» Task details
Say how many lines of the material below contain the word "product", with no other words.

━━━━

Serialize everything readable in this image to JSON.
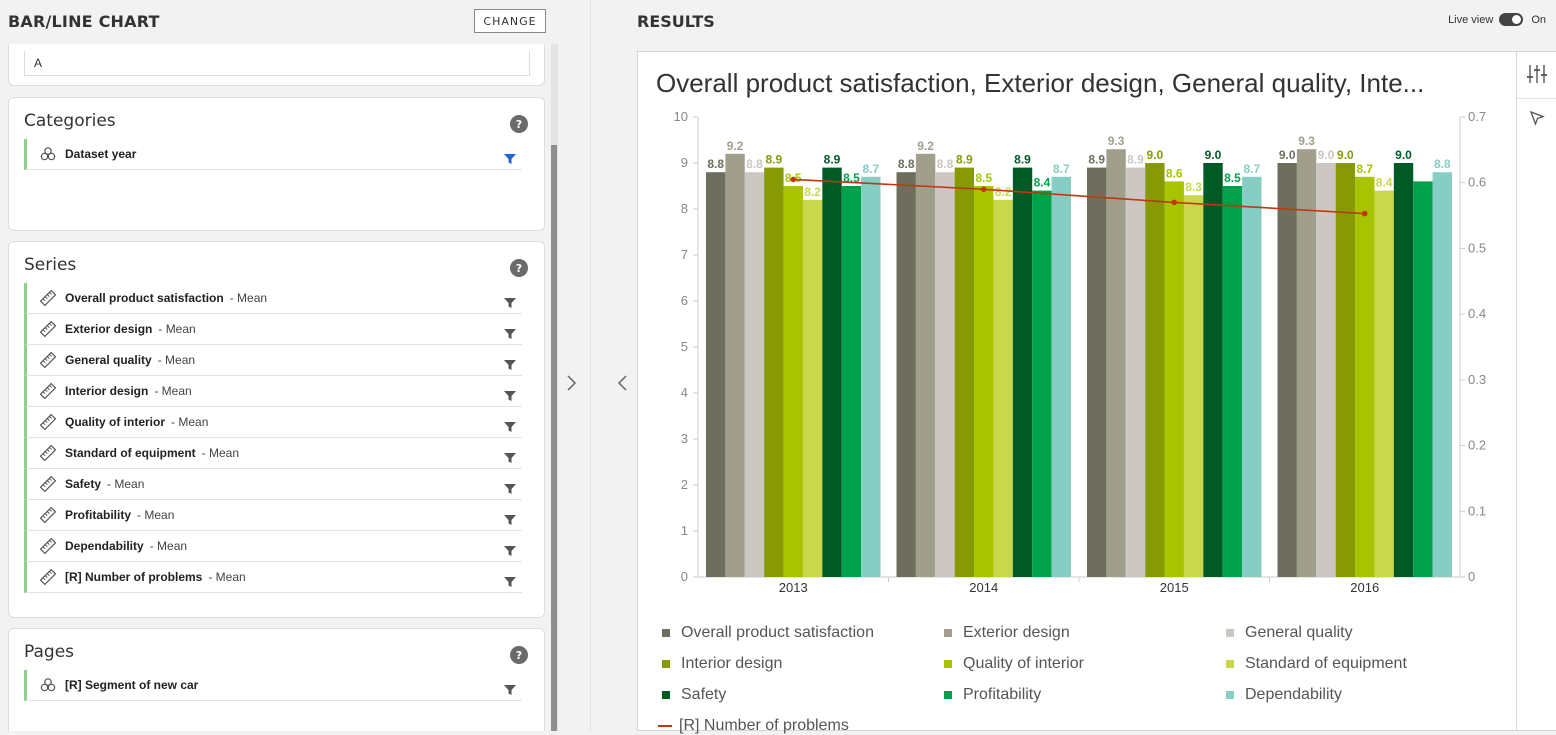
{
  "left_panel": {
    "title": "BAR/LINE CHART",
    "change_label": "CHANGE",
    "top_input_value": "A",
    "categories": {
      "title": "Categories",
      "help": "?",
      "items": [
        {
          "name": "Dataset year",
          "agg": ""
        }
      ]
    },
    "series": {
      "title": "Series",
      "help": "?",
      "items": [
        {
          "name": "Overall product satisfaction",
          "agg": "- Mean"
        },
        {
          "name": "Exterior design",
          "agg": "- Mean"
        },
        {
          "name": "General quality",
          "agg": "- Mean"
        },
        {
          "name": "Interior design",
          "agg": "- Mean"
        },
        {
          "name": "Quality of interior",
          "agg": "- Mean"
        },
        {
          "name": "Standard of equipment",
          "agg": "- Mean"
        },
        {
          "name": "Safety",
          "agg": "- Mean"
        },
        {
          "name": "Profitability",
          "agg": "- Mean"
        },
        {
          "name": "Dependability",
          "agg": "- Mean"
        },
        {
          "name": "[R] Number of problems",
          "agg": "- Mean"
        }
      ]
    },
    "pages": {
      "title": "Pages",
      "help": "?",
      "items": [
        {
          "name": "[R] Segment of new car",
          "agg": ""
        }
      ]
    }
  },
  "right_panel": {
    "title": "RESULTS",
    "live_view_label": "Live view",
    "live_view_state": "On"
  },
  "colors": {
    "Overall product satisfaction": "#6e6e5e",
    "Exterior design": "#a19f8c",
    "General quality": "#cdc7c3",
    "Interior design": "#879a06",
    "Quality of interior": "#a8c300",
    "Standard of equipment": "#c8d84a",
    "Safety": "#005a26",
    "Profitability": "#00a14b",
    "Dependability": "#86cec3",
    "[R] Number of problems": "#c0380f"
  },
  "chart_data": {
    "type": "bar",
    "title": "Overall product satisfaction, Exterior design, General quality, Inte...",
    "categories": [
      "2013",
      "2014",
      "2015",
      "2016"
    ],
    "ylim": [
      0,
      10
    ],
    "y_ticks": [
      "0",
      "1",
      "2",
      "3",
      "4",
      "5",
      "6",
      "7",
      "8",
      "9",
      "10"
    ],
    "y2lim": [
      0,
      0.7
    ],
    "y2_ticks": [
      "0",
      "0.1",
      "0.2",
      "0.3",
      "0.4",
      "0.5",
      "0.6",
      "0.7"
    ],
    "grid": false,
    "legend_position": "bottom",
    "series": [
      {
        "name": "Overall product satisfaction",
        "values": [
          8.8,
          8.8,
          8.9,
          9.0
        ],
        "labels": [
          "8.8",
          "8.8",
          "8.9",
          "9.0"
        ]
      },
      {
        "name": "Exterior design",
        "values": [
          9.2,
          9.2,
          9.3,
          9.3
        ],
        "labels": [
          "9.2",
          "9.2",
          "9.3",
          "9.3"
        ]
      },
      {
        "name": "General quality",
        "values": [
          8.8,
          8.8,
          8.9,
          9.0
        ],
        "labels": [
          "8.8",
          "8.8",
          "8.9",
          "9.0"
        ]
      },
      {
        "name": "Interior design",
        "values": [
          8.9,
          8.9,
          9.0,
          9.0
        ],
        "labels": [
          "8.9",
          "8.9",
          "9.0",
          "9.0"
        ]
      },
      {
        "name": "Quality of interior",
        "values": [
          8.5,
          8.5,
          8.6,
          8.7
        ],
        "labels": [
          "8.5",
          "8.5",
          "8.6",
          "8.7"
        ]
      },
      {
        "name": "Standard of equipment",
        "values": [
          8.2,
          8.2,
          8.3,
          8.4
        ],
        "labels": [
          "8.2",
          "8.2",
          "8.3",
          "8.4"
        ]
      },
      {
        "name": "Safety",
        "values": [
          8.9,
          8.9,
          9.0,
          9.0
        ],
        "labels": [
          "8.9",
          "8.9",
          "9.0",
          "9.0"
        ]
      },
      {
        "name": "Profitability",
        "values": [
          8.5,
          8.4,
          8.5,
          8.6
        ],
        "labels": [
          "8.5",
          "8.4",
          "8.5",
          ""
        ]
      },
      {
        "name": "Dependability",
        "values": [
          8.7,
          8.7,
          8.7,
          8.8
        ],
        "labels": [
          "8.7",
          "8.7",
          "8.7",
          "8.8"
        ]
      }
    ],
    "line_series": {
      "name": "[R] Number of problems",
      "axis": "right",
      "values": [
        0.605,
        0.59,
        0.57,
        0.553
      ]
    }
  }
}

━━━━

» Finished answer
4